### INPUT DATA
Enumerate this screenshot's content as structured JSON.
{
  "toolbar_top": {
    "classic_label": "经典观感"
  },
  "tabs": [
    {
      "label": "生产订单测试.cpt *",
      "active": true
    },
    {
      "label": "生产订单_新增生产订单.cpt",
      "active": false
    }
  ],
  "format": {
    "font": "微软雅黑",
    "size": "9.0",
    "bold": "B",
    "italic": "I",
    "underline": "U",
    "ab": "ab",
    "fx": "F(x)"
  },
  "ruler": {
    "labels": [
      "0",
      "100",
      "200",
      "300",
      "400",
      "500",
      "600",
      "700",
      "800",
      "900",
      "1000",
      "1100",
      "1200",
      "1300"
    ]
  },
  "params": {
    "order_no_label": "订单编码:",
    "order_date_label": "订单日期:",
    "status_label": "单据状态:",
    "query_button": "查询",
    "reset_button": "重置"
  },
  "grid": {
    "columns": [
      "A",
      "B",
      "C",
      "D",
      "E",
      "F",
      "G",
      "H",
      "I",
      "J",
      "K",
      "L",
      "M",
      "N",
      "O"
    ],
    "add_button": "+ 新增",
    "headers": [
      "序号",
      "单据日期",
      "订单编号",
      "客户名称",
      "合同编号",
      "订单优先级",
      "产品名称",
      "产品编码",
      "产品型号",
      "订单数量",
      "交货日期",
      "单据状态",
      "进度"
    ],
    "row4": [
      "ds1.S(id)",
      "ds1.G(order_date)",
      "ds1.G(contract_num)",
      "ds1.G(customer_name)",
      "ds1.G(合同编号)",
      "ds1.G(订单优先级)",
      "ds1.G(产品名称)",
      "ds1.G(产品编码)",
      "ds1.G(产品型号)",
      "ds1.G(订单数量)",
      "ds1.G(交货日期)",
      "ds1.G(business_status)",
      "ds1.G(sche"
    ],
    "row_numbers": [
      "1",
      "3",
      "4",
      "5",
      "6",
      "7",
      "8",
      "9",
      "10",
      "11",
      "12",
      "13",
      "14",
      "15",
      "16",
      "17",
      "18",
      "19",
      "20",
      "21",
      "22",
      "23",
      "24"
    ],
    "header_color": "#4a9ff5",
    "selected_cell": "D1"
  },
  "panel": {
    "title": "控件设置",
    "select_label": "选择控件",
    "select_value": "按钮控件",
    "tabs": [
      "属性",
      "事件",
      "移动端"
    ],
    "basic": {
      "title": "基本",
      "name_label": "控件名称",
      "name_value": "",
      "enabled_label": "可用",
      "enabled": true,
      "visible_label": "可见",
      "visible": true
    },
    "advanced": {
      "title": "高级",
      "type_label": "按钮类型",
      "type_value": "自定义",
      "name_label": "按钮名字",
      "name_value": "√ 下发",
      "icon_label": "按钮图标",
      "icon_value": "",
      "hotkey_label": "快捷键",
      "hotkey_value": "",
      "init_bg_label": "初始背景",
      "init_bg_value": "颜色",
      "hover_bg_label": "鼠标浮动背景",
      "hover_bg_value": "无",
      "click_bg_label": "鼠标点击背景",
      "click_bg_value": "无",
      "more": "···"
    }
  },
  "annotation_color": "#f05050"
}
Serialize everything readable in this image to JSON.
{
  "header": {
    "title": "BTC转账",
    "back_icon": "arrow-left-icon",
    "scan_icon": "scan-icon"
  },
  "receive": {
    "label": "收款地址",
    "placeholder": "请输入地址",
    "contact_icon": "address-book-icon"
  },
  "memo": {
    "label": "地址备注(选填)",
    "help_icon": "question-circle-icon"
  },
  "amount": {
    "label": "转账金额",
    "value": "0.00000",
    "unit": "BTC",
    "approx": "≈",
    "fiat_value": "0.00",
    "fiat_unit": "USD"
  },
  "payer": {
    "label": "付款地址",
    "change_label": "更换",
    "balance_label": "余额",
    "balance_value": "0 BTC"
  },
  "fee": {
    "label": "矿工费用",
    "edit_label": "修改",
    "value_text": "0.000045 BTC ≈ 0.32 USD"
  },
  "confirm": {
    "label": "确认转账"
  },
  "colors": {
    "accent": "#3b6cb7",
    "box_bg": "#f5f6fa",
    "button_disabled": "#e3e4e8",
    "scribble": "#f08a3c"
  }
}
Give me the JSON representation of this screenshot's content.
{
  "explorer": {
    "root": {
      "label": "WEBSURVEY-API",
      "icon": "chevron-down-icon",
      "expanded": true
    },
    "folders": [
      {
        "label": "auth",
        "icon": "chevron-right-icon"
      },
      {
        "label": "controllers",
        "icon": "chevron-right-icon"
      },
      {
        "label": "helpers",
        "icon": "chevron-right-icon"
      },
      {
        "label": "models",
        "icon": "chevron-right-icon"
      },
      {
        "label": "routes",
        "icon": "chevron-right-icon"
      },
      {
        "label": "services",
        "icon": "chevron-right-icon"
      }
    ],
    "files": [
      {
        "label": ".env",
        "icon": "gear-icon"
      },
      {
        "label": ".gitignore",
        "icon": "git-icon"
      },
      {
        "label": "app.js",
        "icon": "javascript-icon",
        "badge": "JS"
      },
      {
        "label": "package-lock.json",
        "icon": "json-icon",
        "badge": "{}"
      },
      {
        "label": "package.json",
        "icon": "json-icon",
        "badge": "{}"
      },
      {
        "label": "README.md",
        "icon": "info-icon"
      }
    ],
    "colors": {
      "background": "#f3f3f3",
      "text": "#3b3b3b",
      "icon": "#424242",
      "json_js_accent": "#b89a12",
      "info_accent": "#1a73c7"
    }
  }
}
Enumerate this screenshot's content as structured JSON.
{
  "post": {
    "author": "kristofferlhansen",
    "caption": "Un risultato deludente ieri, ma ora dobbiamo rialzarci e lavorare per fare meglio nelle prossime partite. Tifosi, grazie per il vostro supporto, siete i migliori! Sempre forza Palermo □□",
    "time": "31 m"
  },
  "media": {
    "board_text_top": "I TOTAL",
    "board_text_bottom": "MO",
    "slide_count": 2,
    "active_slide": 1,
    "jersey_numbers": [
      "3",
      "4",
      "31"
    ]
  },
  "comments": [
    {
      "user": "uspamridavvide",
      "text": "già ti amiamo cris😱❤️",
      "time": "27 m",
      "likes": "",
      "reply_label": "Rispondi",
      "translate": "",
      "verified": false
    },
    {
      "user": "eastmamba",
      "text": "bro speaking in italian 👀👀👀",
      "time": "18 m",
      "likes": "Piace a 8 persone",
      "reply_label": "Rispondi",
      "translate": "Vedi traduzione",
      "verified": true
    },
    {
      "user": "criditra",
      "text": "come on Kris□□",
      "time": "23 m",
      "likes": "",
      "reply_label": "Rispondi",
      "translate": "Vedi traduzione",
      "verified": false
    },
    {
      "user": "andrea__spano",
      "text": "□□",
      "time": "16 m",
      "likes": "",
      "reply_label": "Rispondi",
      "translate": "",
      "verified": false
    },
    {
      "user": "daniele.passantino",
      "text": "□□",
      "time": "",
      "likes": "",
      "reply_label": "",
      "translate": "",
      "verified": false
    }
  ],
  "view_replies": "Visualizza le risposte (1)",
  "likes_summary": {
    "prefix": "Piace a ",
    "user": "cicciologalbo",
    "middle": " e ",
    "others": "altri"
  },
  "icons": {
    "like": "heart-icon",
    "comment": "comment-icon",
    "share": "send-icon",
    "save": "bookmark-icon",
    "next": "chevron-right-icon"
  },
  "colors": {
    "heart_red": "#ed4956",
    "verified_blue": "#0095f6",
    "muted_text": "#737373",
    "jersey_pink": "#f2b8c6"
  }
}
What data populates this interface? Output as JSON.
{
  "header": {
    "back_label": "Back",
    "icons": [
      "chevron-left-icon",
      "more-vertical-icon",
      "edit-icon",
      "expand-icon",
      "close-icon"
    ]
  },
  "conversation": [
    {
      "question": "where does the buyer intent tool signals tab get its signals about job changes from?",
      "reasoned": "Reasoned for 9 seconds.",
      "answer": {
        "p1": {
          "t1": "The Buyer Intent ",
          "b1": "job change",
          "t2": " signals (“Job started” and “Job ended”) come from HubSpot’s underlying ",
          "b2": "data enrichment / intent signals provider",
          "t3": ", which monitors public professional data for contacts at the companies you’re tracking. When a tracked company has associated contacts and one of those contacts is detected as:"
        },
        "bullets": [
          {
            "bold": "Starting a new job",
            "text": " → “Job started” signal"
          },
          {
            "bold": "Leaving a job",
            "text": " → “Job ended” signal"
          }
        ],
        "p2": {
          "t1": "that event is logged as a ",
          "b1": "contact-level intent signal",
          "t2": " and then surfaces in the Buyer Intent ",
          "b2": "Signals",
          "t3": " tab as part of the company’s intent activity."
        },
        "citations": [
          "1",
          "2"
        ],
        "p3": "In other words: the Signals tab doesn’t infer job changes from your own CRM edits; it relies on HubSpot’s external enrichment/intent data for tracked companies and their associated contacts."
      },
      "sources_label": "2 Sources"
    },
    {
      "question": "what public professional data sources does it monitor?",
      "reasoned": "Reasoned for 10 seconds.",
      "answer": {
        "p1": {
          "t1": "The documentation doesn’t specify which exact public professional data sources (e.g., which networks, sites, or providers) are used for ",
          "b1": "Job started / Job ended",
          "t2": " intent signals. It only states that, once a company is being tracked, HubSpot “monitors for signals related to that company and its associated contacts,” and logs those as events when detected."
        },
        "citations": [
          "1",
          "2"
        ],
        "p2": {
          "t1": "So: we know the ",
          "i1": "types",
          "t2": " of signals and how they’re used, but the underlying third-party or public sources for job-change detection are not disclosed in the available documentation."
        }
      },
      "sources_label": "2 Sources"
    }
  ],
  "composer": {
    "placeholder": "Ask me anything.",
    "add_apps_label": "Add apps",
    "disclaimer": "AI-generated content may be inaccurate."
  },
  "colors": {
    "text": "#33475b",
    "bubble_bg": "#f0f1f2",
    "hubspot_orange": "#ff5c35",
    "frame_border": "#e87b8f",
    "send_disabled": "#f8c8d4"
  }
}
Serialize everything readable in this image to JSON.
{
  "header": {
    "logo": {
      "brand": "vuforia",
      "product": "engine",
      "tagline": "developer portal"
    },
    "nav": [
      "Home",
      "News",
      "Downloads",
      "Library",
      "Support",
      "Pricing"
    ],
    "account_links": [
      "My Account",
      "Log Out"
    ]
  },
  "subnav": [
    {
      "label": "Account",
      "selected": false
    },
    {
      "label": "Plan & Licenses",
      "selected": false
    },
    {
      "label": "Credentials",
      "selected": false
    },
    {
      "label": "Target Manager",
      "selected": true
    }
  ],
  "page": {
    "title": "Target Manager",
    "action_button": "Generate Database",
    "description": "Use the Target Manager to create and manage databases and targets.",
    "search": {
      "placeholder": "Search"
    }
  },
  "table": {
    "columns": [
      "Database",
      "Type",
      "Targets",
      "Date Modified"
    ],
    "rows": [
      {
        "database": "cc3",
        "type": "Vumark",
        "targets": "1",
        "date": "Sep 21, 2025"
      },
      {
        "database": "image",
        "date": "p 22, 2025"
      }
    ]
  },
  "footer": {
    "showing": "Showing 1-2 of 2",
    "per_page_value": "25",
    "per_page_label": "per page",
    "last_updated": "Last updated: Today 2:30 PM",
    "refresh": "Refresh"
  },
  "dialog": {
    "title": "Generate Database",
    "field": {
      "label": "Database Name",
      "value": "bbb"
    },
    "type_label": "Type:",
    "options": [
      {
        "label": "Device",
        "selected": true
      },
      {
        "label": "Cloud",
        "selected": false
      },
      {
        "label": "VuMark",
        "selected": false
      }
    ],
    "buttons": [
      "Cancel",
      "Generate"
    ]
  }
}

### PROMPT
Provide only the number of lines in the entries that hold the word "bold".

### FULL ANSWER
3